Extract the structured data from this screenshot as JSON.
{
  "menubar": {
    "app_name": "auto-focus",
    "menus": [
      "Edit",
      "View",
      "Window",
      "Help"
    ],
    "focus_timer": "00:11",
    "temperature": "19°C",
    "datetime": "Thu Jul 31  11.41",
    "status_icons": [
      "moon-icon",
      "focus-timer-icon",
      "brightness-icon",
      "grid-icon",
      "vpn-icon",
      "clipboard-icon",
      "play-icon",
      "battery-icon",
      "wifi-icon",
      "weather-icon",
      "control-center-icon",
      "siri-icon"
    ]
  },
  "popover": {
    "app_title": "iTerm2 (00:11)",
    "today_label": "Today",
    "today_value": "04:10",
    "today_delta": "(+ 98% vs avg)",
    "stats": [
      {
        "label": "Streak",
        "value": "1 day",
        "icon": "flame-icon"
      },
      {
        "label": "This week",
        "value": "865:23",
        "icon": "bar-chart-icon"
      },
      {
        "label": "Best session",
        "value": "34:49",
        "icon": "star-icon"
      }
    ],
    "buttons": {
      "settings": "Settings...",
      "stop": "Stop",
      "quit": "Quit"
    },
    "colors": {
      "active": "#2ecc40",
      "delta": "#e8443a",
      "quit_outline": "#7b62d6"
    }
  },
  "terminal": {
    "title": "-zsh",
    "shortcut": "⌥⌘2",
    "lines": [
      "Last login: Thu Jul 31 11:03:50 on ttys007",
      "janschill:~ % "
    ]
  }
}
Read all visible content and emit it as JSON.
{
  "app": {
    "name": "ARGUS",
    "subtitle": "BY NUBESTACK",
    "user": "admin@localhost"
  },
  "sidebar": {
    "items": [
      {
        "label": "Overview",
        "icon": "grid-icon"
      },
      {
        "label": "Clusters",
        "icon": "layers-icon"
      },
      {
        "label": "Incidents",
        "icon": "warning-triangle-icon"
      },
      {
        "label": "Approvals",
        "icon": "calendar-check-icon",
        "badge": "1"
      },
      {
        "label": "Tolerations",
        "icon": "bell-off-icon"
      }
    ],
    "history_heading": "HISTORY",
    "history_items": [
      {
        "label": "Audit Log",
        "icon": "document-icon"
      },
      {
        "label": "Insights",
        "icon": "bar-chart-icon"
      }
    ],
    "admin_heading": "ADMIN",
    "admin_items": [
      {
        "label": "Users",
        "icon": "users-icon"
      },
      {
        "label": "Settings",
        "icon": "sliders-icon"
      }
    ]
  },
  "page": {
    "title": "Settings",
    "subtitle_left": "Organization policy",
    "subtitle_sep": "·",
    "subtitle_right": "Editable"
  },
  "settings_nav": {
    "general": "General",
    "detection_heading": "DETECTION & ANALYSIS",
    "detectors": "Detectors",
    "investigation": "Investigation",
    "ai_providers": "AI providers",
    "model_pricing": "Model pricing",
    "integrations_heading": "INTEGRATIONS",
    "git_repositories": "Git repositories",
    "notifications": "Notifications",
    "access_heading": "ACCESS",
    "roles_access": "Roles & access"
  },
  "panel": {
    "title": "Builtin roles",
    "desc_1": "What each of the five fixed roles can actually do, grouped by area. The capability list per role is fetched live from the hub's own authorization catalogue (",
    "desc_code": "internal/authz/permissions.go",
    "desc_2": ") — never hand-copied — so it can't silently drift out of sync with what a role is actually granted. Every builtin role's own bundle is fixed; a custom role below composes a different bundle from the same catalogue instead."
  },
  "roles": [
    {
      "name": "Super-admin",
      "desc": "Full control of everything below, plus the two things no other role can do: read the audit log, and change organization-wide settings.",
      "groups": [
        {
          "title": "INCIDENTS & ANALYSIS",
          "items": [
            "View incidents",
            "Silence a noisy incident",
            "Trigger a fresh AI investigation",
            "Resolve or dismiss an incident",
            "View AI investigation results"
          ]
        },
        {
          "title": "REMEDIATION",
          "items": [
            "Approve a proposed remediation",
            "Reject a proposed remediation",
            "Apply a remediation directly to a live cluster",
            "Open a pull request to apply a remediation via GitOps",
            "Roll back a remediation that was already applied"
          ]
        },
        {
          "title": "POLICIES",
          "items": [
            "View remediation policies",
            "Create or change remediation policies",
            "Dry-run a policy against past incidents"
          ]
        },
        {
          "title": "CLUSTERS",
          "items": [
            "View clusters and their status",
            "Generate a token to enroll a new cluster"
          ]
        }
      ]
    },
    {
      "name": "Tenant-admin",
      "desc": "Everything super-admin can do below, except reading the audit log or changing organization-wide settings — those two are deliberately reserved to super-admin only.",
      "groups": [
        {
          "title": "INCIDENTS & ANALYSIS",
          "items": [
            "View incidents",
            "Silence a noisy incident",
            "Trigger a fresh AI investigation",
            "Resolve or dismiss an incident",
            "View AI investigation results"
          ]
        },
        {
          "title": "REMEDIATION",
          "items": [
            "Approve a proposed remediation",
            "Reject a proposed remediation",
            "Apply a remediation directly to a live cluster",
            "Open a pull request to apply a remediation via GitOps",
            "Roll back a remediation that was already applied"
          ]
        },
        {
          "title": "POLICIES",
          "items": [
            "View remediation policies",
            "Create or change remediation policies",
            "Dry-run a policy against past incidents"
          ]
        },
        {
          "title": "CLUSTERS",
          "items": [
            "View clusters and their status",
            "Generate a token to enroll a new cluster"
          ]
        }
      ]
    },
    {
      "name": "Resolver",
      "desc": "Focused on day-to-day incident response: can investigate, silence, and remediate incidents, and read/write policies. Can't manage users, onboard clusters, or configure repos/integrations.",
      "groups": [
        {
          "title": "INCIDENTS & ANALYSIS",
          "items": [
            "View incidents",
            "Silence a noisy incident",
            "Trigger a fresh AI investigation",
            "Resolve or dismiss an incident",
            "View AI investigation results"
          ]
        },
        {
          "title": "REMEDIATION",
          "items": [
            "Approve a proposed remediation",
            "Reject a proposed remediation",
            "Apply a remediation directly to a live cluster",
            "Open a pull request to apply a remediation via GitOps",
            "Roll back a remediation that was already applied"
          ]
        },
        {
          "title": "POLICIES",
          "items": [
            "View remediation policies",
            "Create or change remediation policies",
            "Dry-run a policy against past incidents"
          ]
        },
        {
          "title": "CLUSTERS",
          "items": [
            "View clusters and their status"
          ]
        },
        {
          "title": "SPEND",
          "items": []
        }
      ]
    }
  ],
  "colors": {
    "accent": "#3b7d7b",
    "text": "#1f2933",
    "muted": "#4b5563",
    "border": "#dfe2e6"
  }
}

==========

Write every line of the material above again, exactly.

→ EXERCISE OUTPUT:
Extract the structured data from this screenshot as JSON.
{
  "menubar": {
    "app_name": "auto-focus",
    "menus": [
      "Edit",
      "View",
      "Window",
      "Help"
    ],
    "focus_timer": "00:11",
    "temperature": "19°C",
    "datetime": "Thu Jul 31  11.41",
    "status_icons": [
      "moon-icon",
      "focus-timer-icon",
      "brightness-icon",
      "grid-icon",
      "vpn-icon",
      "clipboard-icon",
      "play-icon",
      "battery-icon",
      "wifi-icon",
      "weather-icon",
      "control-center-icon",
      "siri-icon"
    ]
  },
  "popover": {
    "app_title": "iTerm2 (00:11)",
    "today_label": "Today",
    "today_value": "04:10",
    "today_delta": "(+ 98% vs avg)",
    "stats": [
      {
        "label": "Streak",
        "value": "1 day",
        "icon": "flame-icon"
      },
      {
        "label": "This week",
        "value": "865:23",
        "icon": "bar-chart-icon"
      },
      {
        "label": "Best session",
        "value": "34:49",
        "icon": "star-icon"
      }
    ],
    "buttons": {
      "settings": "Settings...",
      "stop": "Stop",
      "quit": "Quit"
    },
    "colors": {
      "active": "#2ecc40",
      "delta": "#e8443a",
      "quit_outline": "#7b62d6"
    }
  },
  "terminal": {
    "title": "-zsh",
    "shortcut": "⌥⌘2",
    "lines": [
      "Last login: Thu Jul 31 11:03:50 on ttys007",
      "janschill:~ % "
    ]
  }
}
Read all visible content and emit it as JSON.
{
  "app": {
    "name": "ARGUS",
    "subtitle": "BY NUBESTACK",
    "user": "admin@localhost"
  },
  "sidebar": {
    "items": [
      {
        "label": "Overview",
        "icon": "grid-icon"
      },
      {
        "label": "Clusters",
        "icon": "layers-icon"
      },
      {
        "label": "Incidents",
        "icon": "warning-triangle-icon"
      },
      {
        "label": "Approvals",
        "icon": "calendar-check-icon",
        "badge": "1"
      },
      {
        "label": "Tolerations",
        "icon": "bell-off-icon"
      }
    ],
    "history_heading": "HISTORY",
    "history_items": [
      {
        "label": "Audit Log",
        "icon": "document-icon"
      },
      {
        "label": "Insights",
        "icon": "bar-chart-icon"
      }
    ],
    "admin_heading": "ADMIN",
    "admin_items": [
      {
        "label": "Users",
        "icon": "users-icon"
      },
      {
        "label": "Settings",
        "icon": "sliders-icon"
      }
    ]
  },
  "page": {
    "title": "Settings",
    "subtitle_left": "Organization policy",
    "subtitle_sep": "·",
    "subtitle_right": "Editable"
  },
  "settings_nav": {
    "general": "General",
    "detection_heading": "DETECTION & ANALYSIS",
    "detectors": "Detectors",
    "investigation": "Investigation",
    "ai_providers": "AI providers",
    "model_pricing": "Model pricing",
    "integrations_heading": "INTEGRATIONS",
    "git_repositories": "Git repositories",
    "notifications": "Notifications",
    "access_heading": "ACCESS",
    "roles_access": "Roles & access"
  },
  "panel": {
    "title": "Builtin roles",
    "desc_1": "What each of the five fixed roles can actually do, grouped by area. The capability list per role is fetched live from the hub's own authorization catalogue (",
    "desc_code": "internal/authz/permissions.go",
    "desc_2": ") — never hand-copied — so it can't silently drift out of sync with what a role is actually granted. Every builtin role's own bundle is fixed; a custom role below composes a different bundle from the same catalogue instead."
  },
  "roles": [
    {
      "name": "Super-admin",
      "desc": "Full control of everything below, plus the two things no other role can do: read the audit log, and change organization-wide settings.",
      "groups": [
        {
          "title": "INCIDENTS & ANALYSIS",
          "items": [
            "View incidents",
            "Silence a noisy incident",
            "Trigger a fresh AI investigation",
            "Resolve or dismiss an incident",
            "View AI investigation results"
          ]
        },
        {
          "title": "REMEDIATION",
          "items": [
            "Approve a proposed remediation",
            "Reject a proposed remediation",
            "Apply a remediation directly to a live cluster",
            "Open a pull request to apply a remediation via GitOps",
            "Roll back a remediation that was already applied"
          ]
        },
        {
          "title": "POLICIES",
          "items": [
            "View remediation policies",
            "Create or change remediation policies",
            "Dry-run a policy against past incidents"
          ]
        },
        {
          "title": "CLUSTERS",
          "items": [
            "View clusters and their status",
            "Generate a token to enroll a new cluster"
          ]
        }
      ]
    },
    {
      "name": "Tenant-admin",
      "desc": "Everything super-admin can do below, except reading the audit log or changing organization-wide settings — those two are deliberately reserved to super-admin only.",
      "groups": [
        {
          "title": "INCIDENTS & ANALYSIS",
          "items": [
            "View incidents",
            "Silence a noisy incident",
            "Trigger a fresh AI investigation",
            "Resolve or dismiss an incident",
            "View AI investigation results"
          ]
        },
        {
          "title": "REMEDIATION",
          "items": [
            "Approve a proposed remediation",
            "Reject a proposed remediation",
            "Apply a remediation directly to a live cluster",
            "Open a pull request to apply a remediation via GitOps",
            "Roll back a remediation that was already applied"
          ]
        },
        {
          "title": "POLICIES",
          "items": [
            "View remediation policies",
            "Create or change remediation policies",
            "Dry-run a policy against past incidents"
          ]
        },
        {
          "title": "CLUSTERS",
          "items": [
            "View clusters and their status",
            "Generate a token to enroll a new cluster"
          ]
        }
      ]
    },
    {
      "name": "Resolver",
      "desc": "Focused on day-to-day incident response: can investigate, silence, and remediate incidents, and read/write policies. Can't manage users, onboard clusters, or configure repos/integrations.",
      "groups": [
        {
          "title": "INCIDENTS & ANALYSIS",
          "items": [
            "View incidents",
            "Silence a noisy incident",
            "Trigger a fresh AI investigation",
            "Resolve or dismiss an incident",
            "View AI investigation results"
          ]
        },
        {
          "title": "REMEDIATION",
          "items": [
            "Approve a proposed remediation",
            "Reject a proposed remediation",
            "Apply a remediation directly to a live cluster",
            "Open a pull request to apply a remediation via GitOps",
            "Roll back a remediation that was already applied"
          ]
        },
        {
          "title": "POLICIES",
          "items": [
            "View remediation policies",
            "Create or change remediation policies",
            "Dry-run a policy against past incidents"
          ]
        },
        {
          "title": "CLUSTERS",
          "items": [
            "View clusters and their status"
          ]
        },
        {
          "title": "SPEND",
          "items": []
        }
      ]
    }
  ],
  "colors": {
    "accent": "#3b7d7b",
    "text": "#1f2933",
    "muted": "#4b5563",
    "border": "#dfe2e6"
  }
}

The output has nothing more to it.